:: GIVEN PROBLEM ::
Repeat the entries that follow verbatim, without any of their pictures.
#### EXERCISE INPUTS
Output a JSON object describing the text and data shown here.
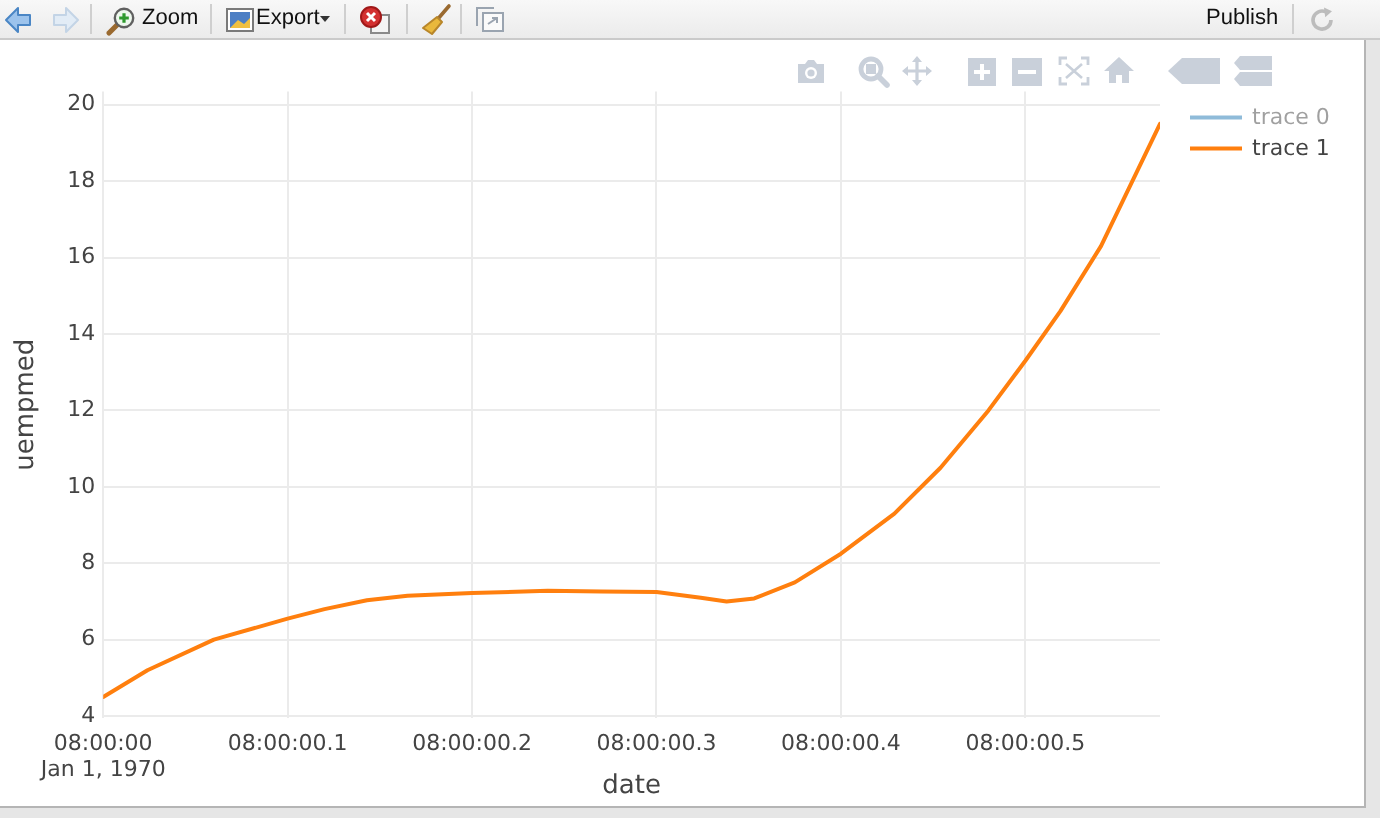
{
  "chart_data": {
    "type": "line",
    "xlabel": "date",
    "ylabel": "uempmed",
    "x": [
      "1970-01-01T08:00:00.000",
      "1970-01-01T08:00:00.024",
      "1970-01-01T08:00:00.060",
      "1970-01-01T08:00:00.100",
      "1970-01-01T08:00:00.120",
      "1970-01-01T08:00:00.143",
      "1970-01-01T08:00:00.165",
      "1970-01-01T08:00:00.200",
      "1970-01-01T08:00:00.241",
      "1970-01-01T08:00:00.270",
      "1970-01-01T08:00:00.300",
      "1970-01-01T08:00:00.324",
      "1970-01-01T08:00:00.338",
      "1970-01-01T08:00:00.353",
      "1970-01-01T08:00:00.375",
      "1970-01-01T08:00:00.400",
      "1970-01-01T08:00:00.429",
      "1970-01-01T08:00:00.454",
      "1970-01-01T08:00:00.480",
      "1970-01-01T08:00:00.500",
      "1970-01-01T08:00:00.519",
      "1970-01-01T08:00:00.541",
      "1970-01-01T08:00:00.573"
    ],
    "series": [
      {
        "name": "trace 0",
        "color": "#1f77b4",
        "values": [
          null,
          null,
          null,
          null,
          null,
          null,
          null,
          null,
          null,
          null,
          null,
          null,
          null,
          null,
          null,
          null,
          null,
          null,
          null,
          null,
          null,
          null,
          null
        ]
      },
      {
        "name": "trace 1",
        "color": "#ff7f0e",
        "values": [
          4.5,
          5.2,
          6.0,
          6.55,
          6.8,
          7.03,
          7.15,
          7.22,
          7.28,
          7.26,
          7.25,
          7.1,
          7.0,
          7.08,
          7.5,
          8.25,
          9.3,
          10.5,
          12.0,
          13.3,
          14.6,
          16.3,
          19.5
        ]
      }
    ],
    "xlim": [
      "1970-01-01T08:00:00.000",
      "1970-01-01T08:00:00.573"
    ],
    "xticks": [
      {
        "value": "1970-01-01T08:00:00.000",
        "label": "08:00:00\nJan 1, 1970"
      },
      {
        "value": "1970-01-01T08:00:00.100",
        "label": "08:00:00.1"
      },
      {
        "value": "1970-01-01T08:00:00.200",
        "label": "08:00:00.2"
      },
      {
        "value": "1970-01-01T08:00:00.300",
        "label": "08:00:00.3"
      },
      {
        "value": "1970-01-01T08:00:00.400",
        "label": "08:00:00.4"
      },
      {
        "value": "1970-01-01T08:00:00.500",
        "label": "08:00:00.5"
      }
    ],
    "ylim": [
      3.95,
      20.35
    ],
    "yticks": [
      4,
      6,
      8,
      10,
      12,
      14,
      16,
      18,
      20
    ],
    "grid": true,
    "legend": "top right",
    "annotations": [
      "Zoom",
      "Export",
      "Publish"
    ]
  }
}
########
:: EXERCISE SOLUTION ::
Output a JSON object describing the text and data shown here.
{
  "chart_data": {
    "type": "line",
    "xlabel": "date",
    "ylabel": "uempmed",
    "x": [
      "1970-01-01T08:00:00.000",
      "1970-01-01T08:00:00.024",
      "1970-01-01T08:00:00.060",
      "1970-01-01T08:00:00.100",
      "1970-01-01T08:00:00.120",
      "1970-01-01T08:00:00.143",
      "1970-01-01T08:00:00.165",
      "1970-01-01T08:00:00.200",
      "1970-01-01T08:00:00.241",
      "1970-01-01T08:00:00.270",
      "1970-01-01T08:00:00.300",
      "1970-01-01T08:00:00.324",
      "1970-01-01T08:00:00.338",
      "1970-01-01T08:00:00.353",
      "1970-01-01T08:00:00.375",
      "1970-01-01T08:00:00.400",
      "1970-01-01T08:00:00.429",
      "1970-01-01T08:00:00.454",
      "1970-01-01T08:00:00.480",
      "1970-01-01T08:00:00.500",
      "1970-01-01T08:00:00.519",
      "1970-01-01T08:00:00.541",
      "1970-01-01T08:00:00.573"
    ],
    "series": [
      {
        "name": "trace 0",
        "color": "#1f77b4",
        "values": [
          null,
          null,
          null,
          null,
          null,
          null,
          null,
          null,
          null,
          null,
          null,
          null,
          null,
          null,
          null,
          null,
          null,
          null,
          null,
          null,
          null,
          null,
          null
        ]
      },
      {
        "name": "trace 1",
        "color": "#ff7f0e",
        "values": [
          4.5,
          5.2,
          6.0,
          6.55,
          6.8,
          7.03,
          7.15,
          7.22,
          7.28,
          7.26,
          7.25,
          7.1,
          7.0,
          7.08,
          7.5,
          8.25,
          9.3,
          10.5,
          12.0,
          13.3,
          14.6,
          16.3,
          19.5
        ]
      }
    ],
    "xlim": [
      "1970-01-01T08:00:00.000",
      "1970-01-01T08:00:00.573"
    ],
    "xticks": [
      {
        "value": "1970-01-01T08:00:00.000",
        "label": "08:00:00\nJan 1, 1970"
      },
      {
        "value": "1970-01-01T08:00:00.100",
        "label": "08:00:00.1"
      },
      {
        "value": "1970-01-01T08:00:00.200",
        "label": "08:00:00.2"
      },
      {
        "value": "1970-01-01T08:00:00.300",
        "label": "08:00:00.3"
      },
      {
        "value": "1970-01-01T08:00:00.400",
        "label": "08:00:00.4"
      },
      {
        "value": "1970-01-01T08:00:00.500",
        "label": "08:00:00.5"
      }
    ],
    "ylim": [
      3.95,
      20.35
    ],
    "yticks": [
      4,
      6,
      8,
      10,
      12,
      14,
      16,
      18,
      20
    ],
    "grid": true,
    "legend": "top right",
    "annotations": [
      "Zoom",
      "Export",
      "Publish"
    ]
  }
}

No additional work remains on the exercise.